## Task goal
Write out each record below exactly as it appears, with no pictures.

## Data for processing
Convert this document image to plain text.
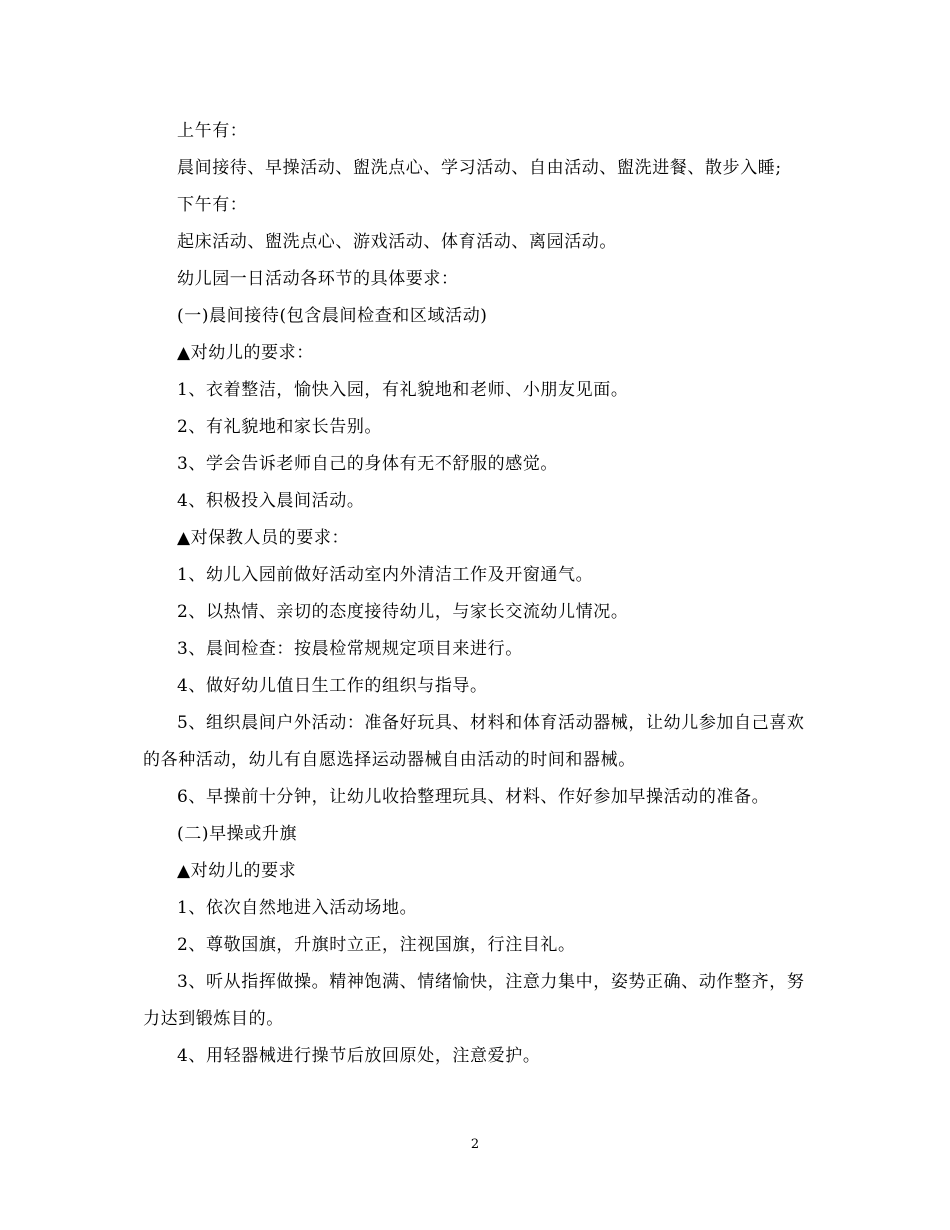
上午有：

晨间接待、早操活动、盥洗点心、学习活动、自由活动、盥洗进餐、散步入睡;

下午有：

起床活动、盥洗点心、游戏活动、体育活动、离园活动。

幼儿园一日活动各环节的具体要求：

(一)晨间接待(包含晨间检查和区域活动)

▲对幼儿的要求：

1、衣着整洁，愉快入园，有礼貌地和老师、小朋友见面。

2、有礼貌地和家长告别。

3、学会告诉老师自己的身体有无不舒服的感觉。

4、积极投入晨间活动。

▲对保教人员的要求：

1、幼儿入园前做好活动室内外清洁工作及开窗通气。

2、以热情、亲切的态度接待幼儿，与家长交流幼儿情况。

3、晨间检查：按晨检常规规定项目来进行。

4、做好幼儿值日生工作的组织与指导。

5、组织晨间户外活动：准备好玩具、材料和体育活动器械，让幼儿参加自己喜欢的各种活动，幼儿有自愿选择运动器械自由活动的时间和器械。

6、早操前十分钟，让幼儿收拾整理玩具、材料、作好参加早操活动的准备。

(二)早操或升旗

▲对幼儿的要求

1、依次自然地进入活动场地。

2、尊敬国旗，升旗时立正，注视国旗，行注目礼。

3、听从指挥做操。精神饱满、情绪愉快，注意力集中，姿势正确、动作整齐，努力达到锻炼目的。

4、用轻器械进行操节后放回原处，注意爱护。

2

## Solution to this task
Convert this document image to plain text.
上午有：

晨间接待、早操活动、盥洗点心、学习活动、自由活动、盥洗进餐、散步入睡;

下午有：

起床活动、盥洗点心、游戏活动、体育活动、离园活动。

幼儿园一日活动各环节的具体要求：

(一)晨间接待(包含晨间检查和区域活动)

▲对幼儿的要求：

1、衣着整洁，愉快入园，有礼貌地和老师、小朋友见面。

2、有礼貌地和家长告别。

3、学会告诉老师自己的身体有无不舒服的感觉。

4、积极投入晨间活动。

▲对保教人员的要求：

1、幼儿入园前做好活动室内外清洁工作及开窗通气。

2、以热情、亲切的态度接待幼儿，与家长交流幼儿情况。

3、晨间检查：按晨检常规规定项目来进行。

4、做好幼儿值日生工作的组织与指导。

5、组织晨间户外活动：准备好玩具、材料和体育活动器械，让幼儿参加自己喜欢的各种活动，幼儿有自愿选择运动器械自由活动的时间和器械。

6、早操前十分钟，让幼儿收拾整理玩具、材料、作好参加早操活动的准备。

(二)早操或升旗

▲对幼儿的要求

1、依次自然地进入活动场地。

2、尊敬国旗，升旗时立正，注视国旗，行注目礼。

3、听从指挥做操。精神饱满、情绪愉快，注意力集中，姿势正确、动作整齐，努力达到锻炼目的。

4、用轻器械进行操节后放回原处，注意爱护。

2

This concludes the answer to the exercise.